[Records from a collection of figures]
--- BEGIN ---

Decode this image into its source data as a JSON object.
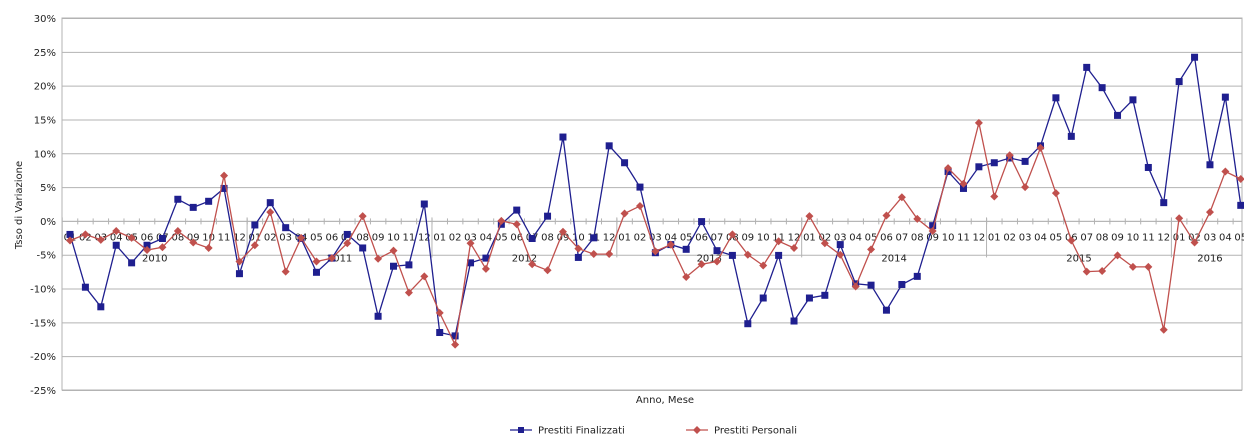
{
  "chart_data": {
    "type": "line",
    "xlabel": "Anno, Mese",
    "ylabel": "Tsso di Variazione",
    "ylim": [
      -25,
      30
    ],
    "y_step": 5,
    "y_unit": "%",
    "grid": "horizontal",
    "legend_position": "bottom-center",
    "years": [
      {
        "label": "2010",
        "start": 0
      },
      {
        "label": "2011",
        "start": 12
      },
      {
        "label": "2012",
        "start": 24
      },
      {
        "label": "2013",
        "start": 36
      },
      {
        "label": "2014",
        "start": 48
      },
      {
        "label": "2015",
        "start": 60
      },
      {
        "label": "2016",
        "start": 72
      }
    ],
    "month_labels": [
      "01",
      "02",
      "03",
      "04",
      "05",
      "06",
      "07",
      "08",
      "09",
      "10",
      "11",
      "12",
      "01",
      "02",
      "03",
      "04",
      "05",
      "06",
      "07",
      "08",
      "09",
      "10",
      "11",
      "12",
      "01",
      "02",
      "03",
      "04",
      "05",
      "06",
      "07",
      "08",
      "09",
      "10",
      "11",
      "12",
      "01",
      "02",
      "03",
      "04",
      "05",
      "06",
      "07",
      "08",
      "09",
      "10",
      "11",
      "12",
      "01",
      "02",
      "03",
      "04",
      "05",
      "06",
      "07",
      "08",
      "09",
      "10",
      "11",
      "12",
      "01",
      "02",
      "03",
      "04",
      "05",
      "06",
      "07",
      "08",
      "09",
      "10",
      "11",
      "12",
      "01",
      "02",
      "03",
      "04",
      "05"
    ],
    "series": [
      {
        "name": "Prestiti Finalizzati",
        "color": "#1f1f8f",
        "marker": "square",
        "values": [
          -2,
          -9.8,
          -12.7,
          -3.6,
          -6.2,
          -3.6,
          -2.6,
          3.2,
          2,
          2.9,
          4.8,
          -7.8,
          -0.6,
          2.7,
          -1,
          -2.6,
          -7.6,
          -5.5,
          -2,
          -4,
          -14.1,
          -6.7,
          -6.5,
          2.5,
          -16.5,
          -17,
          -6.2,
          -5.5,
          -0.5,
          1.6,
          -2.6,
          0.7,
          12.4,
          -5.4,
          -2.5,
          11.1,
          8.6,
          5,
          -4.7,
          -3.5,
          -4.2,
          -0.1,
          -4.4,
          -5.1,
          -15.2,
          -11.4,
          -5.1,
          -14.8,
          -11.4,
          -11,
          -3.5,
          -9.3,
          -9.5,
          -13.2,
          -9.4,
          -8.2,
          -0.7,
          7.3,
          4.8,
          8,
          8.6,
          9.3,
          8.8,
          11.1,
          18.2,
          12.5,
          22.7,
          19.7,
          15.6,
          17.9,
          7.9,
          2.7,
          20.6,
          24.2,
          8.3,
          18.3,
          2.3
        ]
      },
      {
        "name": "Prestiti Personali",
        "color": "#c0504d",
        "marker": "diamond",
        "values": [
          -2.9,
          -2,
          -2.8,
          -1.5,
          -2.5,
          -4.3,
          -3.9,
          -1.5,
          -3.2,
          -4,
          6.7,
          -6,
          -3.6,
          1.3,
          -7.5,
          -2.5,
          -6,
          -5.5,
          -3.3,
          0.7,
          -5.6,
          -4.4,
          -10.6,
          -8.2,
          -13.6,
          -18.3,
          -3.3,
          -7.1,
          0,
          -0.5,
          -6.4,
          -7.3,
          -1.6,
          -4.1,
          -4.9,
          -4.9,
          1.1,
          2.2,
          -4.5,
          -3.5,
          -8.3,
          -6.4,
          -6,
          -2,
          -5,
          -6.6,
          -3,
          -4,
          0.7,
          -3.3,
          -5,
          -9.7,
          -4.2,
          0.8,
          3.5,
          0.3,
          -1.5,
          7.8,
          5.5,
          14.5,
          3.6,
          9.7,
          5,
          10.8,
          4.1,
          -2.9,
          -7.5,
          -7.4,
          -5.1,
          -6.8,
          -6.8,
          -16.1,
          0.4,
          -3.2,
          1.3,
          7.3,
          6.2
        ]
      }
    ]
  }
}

--- END ---
--- BEGIN ---

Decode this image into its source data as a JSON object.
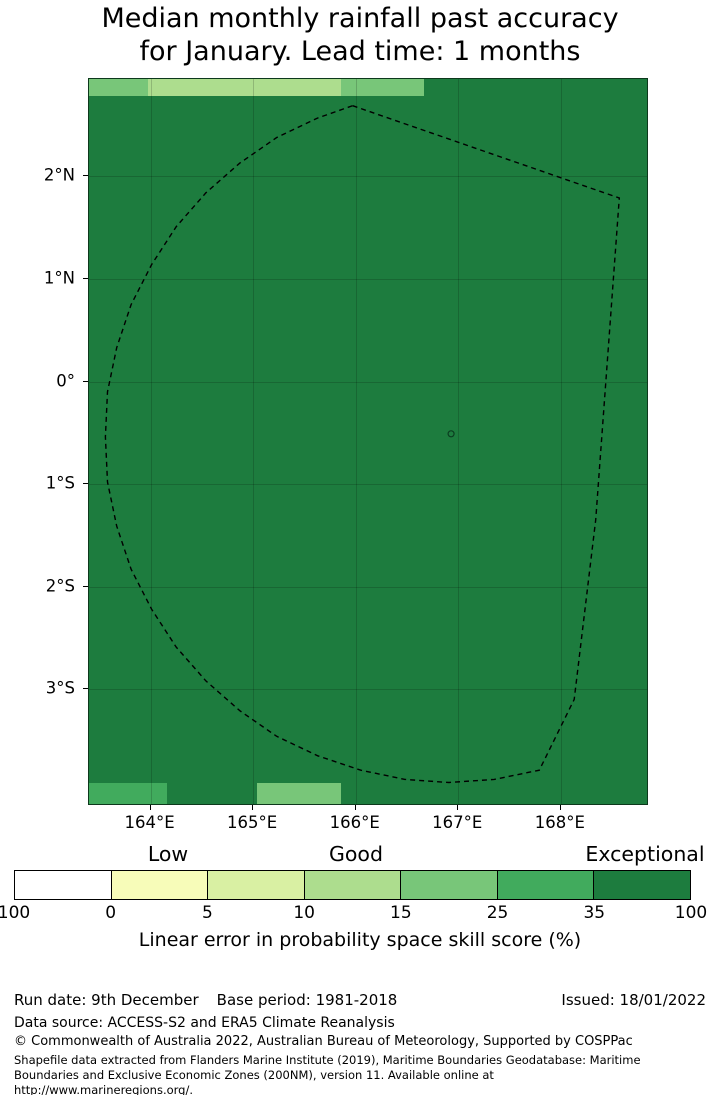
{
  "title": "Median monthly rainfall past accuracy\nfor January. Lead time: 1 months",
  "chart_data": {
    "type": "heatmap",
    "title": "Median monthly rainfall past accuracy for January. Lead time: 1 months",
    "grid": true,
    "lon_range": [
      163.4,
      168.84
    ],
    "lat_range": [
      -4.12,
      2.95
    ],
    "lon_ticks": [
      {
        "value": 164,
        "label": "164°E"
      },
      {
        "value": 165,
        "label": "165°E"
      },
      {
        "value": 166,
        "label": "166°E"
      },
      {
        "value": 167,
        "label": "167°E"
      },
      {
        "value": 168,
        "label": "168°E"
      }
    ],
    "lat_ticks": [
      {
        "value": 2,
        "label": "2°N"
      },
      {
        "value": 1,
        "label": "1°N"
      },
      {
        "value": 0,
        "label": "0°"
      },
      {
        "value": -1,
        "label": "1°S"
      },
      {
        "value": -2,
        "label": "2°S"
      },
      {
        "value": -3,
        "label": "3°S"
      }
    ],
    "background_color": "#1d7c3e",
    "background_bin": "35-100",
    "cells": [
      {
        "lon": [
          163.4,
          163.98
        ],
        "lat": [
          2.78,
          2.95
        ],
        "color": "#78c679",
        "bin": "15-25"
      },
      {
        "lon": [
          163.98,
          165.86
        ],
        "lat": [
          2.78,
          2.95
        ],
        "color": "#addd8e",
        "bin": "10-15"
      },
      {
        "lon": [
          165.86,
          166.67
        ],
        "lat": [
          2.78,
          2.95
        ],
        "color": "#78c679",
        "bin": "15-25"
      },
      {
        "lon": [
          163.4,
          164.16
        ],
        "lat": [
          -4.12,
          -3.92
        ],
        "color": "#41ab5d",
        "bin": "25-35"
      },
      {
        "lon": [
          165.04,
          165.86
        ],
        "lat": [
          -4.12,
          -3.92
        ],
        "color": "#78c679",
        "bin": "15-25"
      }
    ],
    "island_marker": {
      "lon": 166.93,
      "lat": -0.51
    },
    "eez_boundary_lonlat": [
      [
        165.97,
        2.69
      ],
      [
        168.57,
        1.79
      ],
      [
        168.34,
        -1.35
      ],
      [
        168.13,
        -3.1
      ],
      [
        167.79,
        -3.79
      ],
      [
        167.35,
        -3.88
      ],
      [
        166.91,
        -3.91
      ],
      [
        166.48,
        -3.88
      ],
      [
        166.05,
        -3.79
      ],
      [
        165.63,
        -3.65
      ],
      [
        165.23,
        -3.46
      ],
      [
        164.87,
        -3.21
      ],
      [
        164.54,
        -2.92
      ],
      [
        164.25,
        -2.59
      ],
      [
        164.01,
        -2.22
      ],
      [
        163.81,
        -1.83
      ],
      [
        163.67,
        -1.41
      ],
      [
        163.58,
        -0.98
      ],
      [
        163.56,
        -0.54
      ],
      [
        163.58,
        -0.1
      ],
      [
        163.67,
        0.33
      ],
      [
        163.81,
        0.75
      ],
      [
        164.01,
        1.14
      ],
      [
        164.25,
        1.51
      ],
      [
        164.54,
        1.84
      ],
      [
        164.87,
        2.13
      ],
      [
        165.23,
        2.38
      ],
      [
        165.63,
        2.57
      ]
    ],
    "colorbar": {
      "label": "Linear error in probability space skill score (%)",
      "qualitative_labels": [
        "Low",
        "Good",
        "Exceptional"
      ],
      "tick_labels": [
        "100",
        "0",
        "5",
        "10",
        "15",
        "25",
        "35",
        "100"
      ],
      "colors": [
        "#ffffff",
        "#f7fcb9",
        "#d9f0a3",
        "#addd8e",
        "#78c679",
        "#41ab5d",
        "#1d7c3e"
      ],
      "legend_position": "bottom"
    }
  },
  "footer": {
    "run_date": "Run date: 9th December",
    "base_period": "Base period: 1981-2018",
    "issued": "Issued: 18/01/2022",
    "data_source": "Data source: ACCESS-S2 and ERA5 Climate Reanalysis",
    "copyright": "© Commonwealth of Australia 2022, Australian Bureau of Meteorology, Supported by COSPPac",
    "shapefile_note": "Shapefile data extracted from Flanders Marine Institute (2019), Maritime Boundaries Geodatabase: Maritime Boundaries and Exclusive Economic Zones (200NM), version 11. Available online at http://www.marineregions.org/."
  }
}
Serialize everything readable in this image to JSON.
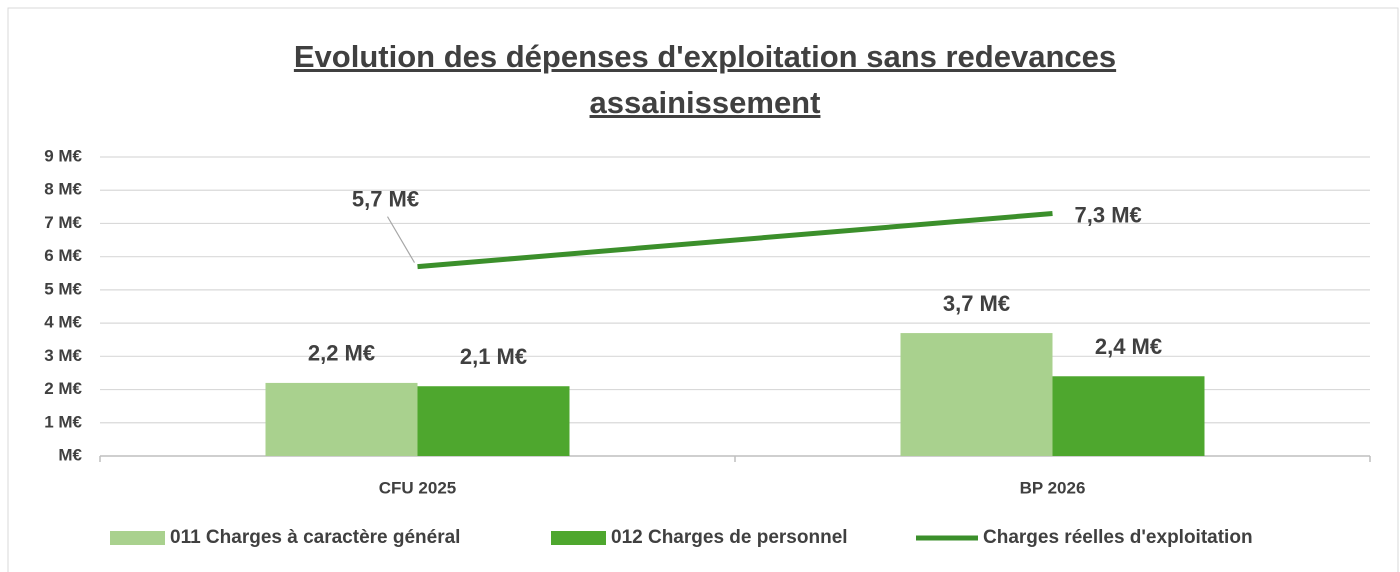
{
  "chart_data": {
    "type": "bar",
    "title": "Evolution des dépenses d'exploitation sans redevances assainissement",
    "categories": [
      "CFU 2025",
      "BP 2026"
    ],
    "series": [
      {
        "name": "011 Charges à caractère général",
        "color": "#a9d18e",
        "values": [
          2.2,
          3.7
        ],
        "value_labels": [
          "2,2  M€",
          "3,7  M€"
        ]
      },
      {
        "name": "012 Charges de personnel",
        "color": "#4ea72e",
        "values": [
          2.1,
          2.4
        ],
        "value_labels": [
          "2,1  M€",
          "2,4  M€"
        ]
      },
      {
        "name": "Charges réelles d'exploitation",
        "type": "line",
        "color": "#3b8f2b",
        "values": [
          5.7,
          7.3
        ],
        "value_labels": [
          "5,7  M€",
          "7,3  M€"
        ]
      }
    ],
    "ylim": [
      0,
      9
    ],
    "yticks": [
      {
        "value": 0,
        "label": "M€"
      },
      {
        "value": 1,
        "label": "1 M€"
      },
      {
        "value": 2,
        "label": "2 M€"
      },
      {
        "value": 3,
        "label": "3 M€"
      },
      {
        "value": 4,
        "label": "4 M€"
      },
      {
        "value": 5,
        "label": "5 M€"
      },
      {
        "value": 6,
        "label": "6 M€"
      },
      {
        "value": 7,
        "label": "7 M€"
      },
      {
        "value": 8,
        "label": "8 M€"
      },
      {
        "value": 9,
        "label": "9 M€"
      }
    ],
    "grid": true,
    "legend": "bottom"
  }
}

--- END ---

● **Task directions**: Work out how many lines of the data above hold the word "Median", and write only the count.

● **Problem solution**: 2